(Dataset records on visual material)
◆ ◆ ◆ ◆ ◆ ◆ ◆

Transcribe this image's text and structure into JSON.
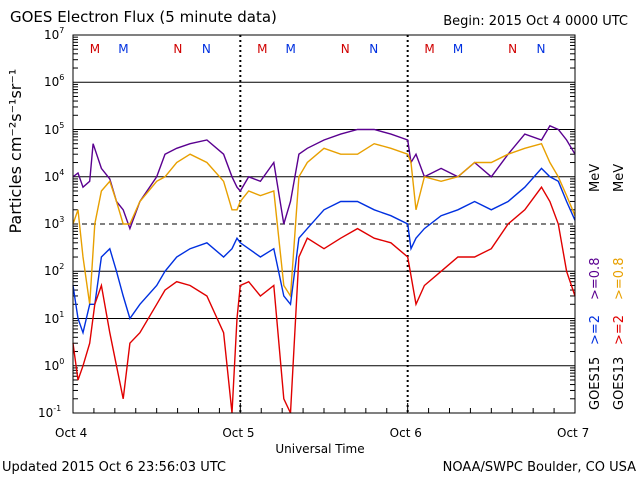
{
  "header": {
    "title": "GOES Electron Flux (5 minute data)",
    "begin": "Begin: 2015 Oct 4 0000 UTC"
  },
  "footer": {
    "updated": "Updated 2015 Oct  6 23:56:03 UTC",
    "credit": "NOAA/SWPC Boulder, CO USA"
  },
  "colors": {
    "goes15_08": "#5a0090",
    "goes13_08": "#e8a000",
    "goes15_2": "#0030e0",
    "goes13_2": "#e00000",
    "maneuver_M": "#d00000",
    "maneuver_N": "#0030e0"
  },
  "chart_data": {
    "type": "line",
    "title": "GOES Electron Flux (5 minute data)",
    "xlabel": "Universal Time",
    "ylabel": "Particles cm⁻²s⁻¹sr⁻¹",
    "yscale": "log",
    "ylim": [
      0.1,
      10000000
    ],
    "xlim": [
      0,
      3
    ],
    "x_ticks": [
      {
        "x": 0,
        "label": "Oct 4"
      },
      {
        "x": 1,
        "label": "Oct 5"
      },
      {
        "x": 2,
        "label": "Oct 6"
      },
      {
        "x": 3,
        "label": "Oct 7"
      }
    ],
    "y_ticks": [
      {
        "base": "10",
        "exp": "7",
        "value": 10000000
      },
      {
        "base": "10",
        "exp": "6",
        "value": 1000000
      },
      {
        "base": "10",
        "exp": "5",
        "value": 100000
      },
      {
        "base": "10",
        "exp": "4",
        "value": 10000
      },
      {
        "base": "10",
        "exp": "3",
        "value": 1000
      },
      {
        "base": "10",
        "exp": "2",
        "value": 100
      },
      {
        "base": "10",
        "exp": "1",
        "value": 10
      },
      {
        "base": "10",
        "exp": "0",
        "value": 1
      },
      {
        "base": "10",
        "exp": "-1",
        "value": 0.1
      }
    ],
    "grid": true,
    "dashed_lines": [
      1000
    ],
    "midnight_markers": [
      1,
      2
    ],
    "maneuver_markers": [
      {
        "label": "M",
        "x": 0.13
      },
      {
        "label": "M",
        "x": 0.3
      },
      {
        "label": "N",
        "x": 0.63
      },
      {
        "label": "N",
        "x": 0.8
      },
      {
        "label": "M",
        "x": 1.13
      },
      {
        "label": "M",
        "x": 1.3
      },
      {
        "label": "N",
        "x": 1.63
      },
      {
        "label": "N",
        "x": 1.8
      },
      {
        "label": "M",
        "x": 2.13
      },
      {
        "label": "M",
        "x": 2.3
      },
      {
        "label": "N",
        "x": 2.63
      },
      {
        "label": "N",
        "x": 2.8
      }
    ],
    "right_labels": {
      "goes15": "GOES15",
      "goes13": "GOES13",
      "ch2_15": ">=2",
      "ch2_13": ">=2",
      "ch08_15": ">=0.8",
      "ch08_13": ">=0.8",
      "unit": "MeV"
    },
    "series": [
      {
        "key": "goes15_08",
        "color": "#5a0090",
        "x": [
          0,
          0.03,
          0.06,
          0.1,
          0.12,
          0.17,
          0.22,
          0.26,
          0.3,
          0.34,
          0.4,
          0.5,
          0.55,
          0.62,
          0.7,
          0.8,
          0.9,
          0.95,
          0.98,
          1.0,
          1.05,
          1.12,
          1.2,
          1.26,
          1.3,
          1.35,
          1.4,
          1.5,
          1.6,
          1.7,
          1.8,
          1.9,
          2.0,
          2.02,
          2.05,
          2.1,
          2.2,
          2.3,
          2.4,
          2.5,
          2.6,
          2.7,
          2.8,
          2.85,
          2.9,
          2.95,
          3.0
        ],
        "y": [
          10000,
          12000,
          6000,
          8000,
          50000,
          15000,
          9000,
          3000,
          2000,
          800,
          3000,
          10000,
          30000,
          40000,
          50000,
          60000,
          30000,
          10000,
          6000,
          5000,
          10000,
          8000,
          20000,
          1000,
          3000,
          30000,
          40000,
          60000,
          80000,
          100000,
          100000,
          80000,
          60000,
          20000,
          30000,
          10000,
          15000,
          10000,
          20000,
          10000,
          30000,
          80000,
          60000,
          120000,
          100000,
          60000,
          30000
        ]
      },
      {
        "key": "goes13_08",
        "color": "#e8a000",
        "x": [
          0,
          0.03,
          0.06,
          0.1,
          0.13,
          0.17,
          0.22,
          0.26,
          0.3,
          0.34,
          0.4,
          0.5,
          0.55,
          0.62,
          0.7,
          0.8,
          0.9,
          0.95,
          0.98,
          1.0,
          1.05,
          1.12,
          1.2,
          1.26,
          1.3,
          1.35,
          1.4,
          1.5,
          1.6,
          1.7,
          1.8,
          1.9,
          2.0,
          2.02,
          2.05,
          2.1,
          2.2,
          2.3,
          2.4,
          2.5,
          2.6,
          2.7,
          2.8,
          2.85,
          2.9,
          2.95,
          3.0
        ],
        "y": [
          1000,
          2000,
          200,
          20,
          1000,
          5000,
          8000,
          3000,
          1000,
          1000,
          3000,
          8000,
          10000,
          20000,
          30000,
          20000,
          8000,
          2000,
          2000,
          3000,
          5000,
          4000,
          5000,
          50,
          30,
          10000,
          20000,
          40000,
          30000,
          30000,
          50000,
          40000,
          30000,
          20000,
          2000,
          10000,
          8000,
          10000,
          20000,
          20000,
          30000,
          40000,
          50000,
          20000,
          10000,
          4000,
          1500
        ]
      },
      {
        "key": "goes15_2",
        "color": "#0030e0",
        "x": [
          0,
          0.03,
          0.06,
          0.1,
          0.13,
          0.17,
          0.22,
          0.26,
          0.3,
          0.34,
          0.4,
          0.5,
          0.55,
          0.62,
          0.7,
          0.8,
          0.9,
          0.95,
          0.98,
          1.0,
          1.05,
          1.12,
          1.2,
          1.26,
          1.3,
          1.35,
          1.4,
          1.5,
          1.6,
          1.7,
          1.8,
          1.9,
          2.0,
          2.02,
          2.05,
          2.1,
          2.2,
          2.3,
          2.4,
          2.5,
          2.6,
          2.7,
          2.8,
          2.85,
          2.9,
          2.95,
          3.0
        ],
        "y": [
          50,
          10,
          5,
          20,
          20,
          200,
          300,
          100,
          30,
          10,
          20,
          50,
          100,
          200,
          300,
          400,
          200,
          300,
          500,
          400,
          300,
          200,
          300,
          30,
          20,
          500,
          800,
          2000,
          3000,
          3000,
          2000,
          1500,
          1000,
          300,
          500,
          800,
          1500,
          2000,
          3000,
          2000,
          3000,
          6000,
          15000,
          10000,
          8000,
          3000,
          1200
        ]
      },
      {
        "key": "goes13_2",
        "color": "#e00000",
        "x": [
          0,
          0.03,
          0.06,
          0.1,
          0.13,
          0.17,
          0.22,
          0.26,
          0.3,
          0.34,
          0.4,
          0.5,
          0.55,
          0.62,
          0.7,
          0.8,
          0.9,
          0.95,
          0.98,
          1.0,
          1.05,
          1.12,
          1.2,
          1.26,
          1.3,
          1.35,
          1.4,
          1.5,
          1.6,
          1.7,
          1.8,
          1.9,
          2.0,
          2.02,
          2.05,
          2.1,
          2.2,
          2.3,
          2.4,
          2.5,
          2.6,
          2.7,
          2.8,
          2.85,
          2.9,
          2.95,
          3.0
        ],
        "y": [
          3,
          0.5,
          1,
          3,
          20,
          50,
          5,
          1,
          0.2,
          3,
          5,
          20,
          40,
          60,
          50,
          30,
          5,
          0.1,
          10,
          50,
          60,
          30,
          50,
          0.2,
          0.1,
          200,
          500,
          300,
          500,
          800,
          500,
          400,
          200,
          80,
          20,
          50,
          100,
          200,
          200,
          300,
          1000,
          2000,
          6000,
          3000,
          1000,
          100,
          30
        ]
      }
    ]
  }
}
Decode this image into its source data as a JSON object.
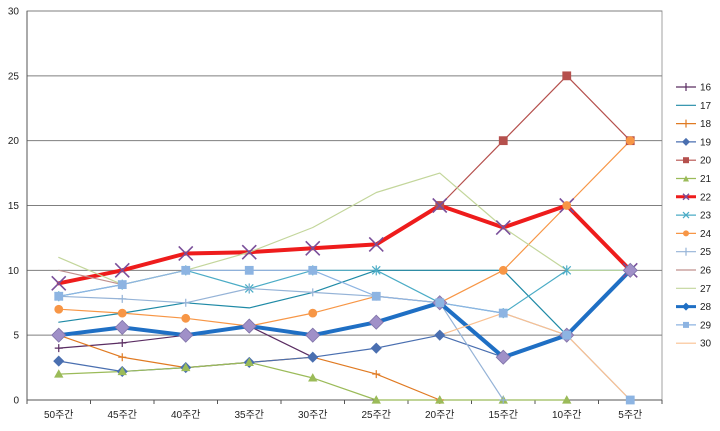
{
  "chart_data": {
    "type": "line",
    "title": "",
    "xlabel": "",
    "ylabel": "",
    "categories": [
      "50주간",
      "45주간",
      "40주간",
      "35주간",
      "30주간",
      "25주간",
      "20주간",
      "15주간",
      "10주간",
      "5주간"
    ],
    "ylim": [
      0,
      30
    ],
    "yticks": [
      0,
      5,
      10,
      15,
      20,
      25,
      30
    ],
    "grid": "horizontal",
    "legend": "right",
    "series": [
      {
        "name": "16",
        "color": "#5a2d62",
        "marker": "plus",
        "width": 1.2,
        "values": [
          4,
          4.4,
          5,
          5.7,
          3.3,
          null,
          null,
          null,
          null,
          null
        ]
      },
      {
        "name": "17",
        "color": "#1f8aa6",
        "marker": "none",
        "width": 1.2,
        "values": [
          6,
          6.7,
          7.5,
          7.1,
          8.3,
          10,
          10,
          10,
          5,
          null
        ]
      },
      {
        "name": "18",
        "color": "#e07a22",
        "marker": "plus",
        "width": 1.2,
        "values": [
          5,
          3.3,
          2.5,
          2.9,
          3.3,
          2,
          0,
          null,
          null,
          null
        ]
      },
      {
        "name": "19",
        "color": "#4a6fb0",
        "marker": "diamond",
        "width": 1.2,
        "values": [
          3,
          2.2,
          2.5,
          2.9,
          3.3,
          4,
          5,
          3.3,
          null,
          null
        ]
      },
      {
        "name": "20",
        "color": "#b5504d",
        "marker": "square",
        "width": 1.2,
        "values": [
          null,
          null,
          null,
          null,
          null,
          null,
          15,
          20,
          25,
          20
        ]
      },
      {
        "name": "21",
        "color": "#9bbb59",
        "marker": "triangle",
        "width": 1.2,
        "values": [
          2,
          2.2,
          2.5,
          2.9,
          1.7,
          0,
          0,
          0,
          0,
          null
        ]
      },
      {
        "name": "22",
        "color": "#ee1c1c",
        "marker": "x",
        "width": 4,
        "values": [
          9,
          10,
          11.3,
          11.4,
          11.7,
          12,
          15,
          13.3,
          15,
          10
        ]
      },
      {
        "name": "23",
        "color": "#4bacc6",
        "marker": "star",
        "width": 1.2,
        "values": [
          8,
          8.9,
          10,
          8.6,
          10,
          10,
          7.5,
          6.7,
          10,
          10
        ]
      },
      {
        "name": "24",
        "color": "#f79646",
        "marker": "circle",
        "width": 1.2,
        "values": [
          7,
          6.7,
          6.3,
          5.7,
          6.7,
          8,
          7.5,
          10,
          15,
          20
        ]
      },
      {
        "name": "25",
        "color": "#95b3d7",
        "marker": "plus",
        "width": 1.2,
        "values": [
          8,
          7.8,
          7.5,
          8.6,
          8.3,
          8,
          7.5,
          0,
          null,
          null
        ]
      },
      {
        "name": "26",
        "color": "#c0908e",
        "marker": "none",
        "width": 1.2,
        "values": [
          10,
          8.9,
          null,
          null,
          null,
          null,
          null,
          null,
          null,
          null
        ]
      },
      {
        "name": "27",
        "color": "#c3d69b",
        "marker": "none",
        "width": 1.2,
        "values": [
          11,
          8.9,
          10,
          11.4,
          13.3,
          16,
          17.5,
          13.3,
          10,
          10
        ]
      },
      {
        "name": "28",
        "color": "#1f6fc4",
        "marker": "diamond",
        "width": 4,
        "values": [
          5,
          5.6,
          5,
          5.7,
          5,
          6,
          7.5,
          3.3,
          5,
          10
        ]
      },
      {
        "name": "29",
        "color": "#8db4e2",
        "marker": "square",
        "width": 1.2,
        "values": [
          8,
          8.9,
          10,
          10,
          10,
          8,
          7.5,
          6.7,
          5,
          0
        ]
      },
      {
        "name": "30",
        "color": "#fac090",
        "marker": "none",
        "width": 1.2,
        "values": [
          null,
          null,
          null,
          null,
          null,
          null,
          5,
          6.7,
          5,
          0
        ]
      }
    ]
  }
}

◆ ◆ ◆ ◆ ◆ ◆ ◆

=== Written instruction ===
List each line in the listing that contains the string "into".

=== Task result ===
Transcribe this image's text and structure into JSON.
Decode this image into its source data as a JSON object.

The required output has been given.